> **Exercise instructions**:
Print every line of the listing exactly, please.

---------- Input data

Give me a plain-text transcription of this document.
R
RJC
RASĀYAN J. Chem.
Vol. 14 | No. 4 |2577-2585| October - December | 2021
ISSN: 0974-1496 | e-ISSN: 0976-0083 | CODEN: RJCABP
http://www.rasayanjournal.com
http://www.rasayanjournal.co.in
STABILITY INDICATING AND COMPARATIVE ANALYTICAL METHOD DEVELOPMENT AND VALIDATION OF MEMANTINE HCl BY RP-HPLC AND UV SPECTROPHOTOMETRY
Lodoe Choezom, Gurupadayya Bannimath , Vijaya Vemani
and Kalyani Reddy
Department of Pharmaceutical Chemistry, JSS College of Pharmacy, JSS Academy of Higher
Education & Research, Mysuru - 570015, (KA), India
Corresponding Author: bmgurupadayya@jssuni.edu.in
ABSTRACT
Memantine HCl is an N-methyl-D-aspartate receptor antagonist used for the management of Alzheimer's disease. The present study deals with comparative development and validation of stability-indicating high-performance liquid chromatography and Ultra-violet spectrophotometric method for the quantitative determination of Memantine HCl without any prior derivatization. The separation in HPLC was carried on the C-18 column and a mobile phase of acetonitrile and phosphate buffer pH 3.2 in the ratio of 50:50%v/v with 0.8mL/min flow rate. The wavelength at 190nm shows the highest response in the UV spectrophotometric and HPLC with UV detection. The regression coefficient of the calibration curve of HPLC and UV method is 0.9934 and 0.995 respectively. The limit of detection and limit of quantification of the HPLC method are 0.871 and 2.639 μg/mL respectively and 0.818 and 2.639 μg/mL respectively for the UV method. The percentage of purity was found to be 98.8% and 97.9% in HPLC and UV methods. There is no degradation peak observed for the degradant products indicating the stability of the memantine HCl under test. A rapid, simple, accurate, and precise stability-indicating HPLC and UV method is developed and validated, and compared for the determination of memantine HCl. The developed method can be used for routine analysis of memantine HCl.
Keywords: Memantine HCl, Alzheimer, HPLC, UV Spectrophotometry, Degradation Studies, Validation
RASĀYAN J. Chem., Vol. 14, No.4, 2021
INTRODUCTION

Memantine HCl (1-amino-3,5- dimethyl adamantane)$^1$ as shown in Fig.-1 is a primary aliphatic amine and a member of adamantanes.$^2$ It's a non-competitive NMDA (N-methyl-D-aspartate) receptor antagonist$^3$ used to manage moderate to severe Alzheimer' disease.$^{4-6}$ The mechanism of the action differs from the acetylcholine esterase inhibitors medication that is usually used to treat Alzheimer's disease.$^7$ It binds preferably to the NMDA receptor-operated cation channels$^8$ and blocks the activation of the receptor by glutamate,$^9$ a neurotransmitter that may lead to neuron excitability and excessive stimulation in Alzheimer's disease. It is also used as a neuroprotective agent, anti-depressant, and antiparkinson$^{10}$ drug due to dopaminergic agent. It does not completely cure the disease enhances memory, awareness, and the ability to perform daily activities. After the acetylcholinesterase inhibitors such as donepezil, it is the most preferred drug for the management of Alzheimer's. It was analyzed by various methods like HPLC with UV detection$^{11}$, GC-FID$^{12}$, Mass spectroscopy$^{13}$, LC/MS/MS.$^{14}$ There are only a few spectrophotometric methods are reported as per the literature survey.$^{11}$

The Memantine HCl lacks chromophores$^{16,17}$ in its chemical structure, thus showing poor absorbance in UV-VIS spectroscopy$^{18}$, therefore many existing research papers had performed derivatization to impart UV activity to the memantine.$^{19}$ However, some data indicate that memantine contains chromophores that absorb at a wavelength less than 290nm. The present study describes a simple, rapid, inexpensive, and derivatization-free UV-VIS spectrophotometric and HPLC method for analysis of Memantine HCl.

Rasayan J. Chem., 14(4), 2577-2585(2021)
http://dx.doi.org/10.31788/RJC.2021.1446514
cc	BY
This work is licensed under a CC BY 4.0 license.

--------------------

> **Task output**:
Give me a plain-text transcription of this document.
R
RJC
RASĀYAN J. Chem.
Vol. 14 | No. 4 |2577-2585| October - December | 2021
ISSN: 0974-1496 | e-ISSN: 0976-0083 | CODEN: RJCABP
http://www.rasayanjournal.com
http://www.rasayanjournal.co.in
STABILITY INDICATING AND COMPARATIVE ANALYTICAL METHOD DEVELOPMENT AND VALIDATION OF MEMANTINE HCl BY RP-HPLC AND UV SPECTROPHOTOMETRY
Lodoe Choezom, Gurupadayya Bannimath , Vijaya Vemani
and Kalyani Reddy
Department of Pharmaceutical Chemistry, JSS College of Pharmacy, JSS Academy of Higher
Education & Research, Mysuru - 570015, (KA), India
Corresponding Author: bmgurupadayya@jssuni.edu.in
ABSTRACT
Memantine HCl is an N-methyl-D-aspartate receptor antagonist used for the management of Alzheimer's disease. The present study deals with comparative development and validation of stability-indicating high-performance liquid chromatography and Ultra-violet spectrophotometric method for the quantitative determination of Memantine HCl without any prior derivatization. The separation in HPLC was carried on the C-18 column and a mobile phase of acetonitrile and phosphate buffer pH 3.2 in the ratio of 50:50%v/v with 0.8mL/min flow rate. The wavelength at 190nm shows the highest response in the UV spectrophotometric and HPLC with UV detection. The regression coefficient of the calibration curve of HPLC and UV method is 0.9934 and 0.995 respectively. The limit of detection and limit of quantification of the HPLC method are 0.871 and 2.639 μg/mL respectively and 0.818 and 2.639 μg/mL respectively for the UV method. The percentage of purity was found to be 98.8% and 97.9% in HPLC and UV methods. There is no degradation peak observed for the degradant products indicating the stability of the memantine HCl under test. A rapid, simple, accurate, and precise stability-indicating HPLC and UV method is developed and validated, and compared for the determination of memantine HCl. The developed method can be used for routine analysis of memantine HCl.
Keywords: Memantine HCl, Alzheimer, HPLC, UV Spectrophotometry, Degradation Studies, Validation
RASĀYAN J. Chem., Vol. 14, No.4, 2021
INTRODUCTION

Memantine HCl (1-amino-3,5- dimethyl adamantane)$^1$ as shown in Fig.-1 is a primary aliphatic amine and a member of adamantanes.$^2$ It's a non-competitive NMDA (N-methyl-D-aspartate) receptor antagonist$^3$ used to manage moderate to severe Alzheimer' disease.$^{4-6}$ The mechanism of the action differs from the acetylcholine esterase inhibitors medication that is usually used to treat Alzheimer's disease.$^7$ It binds preferably to the NMDA receptor-operated cation channels$^8$ and blocks the activation of the receptor by glutamate,$^9$ a neurotransmitter that may lead to neuron excitability and excessive stimulation in Alzheimer's disease. It is also used as a neuroprotective agent, anti-depressant, and antiparkinson$^{10}$ drug due to dopaminergic agent. It does not completely cure the disease enhances memory, awareness, and the ability to perform daily activities. After the acetylcholinesterase inhibitors such as donepezil, it is the most preferred drug for the management of Alzheimer's. It was analyzed by various methods like HPLC with UV detection$^{11}$, GC-FID$^{12}$, Mass spectroscopy$^{13}$, LC/MS/MS.$^{14}$ There are only a few spectrophotometric methods are reported as per the literature survey.$^{11}$

The Memantine HCl lacks chromophores$^{16,17}$ in its chemical structure, thus showing poor absorbance in UV-VIS spectroscopy$^{18}$, therefore many existing research papers had performed derivatization to impart UV activity to the memantine.$^{19}$ However, some data indicate that memantine contains chromophores that absorb at a wavelength less than 290nm. The present study describes a simple, rapid, inexpensive, and derivatization-free UV-VIS spectrophotometric and HPLC method for analysis of Memantine HCl.

Rasayan J. Chem., 14(4), 2577-2585(2021)
http://dx.doi.org/10.31788/RJC.2021.1446514
cc	BY
This work is licensed under a CC BY 4.0 license.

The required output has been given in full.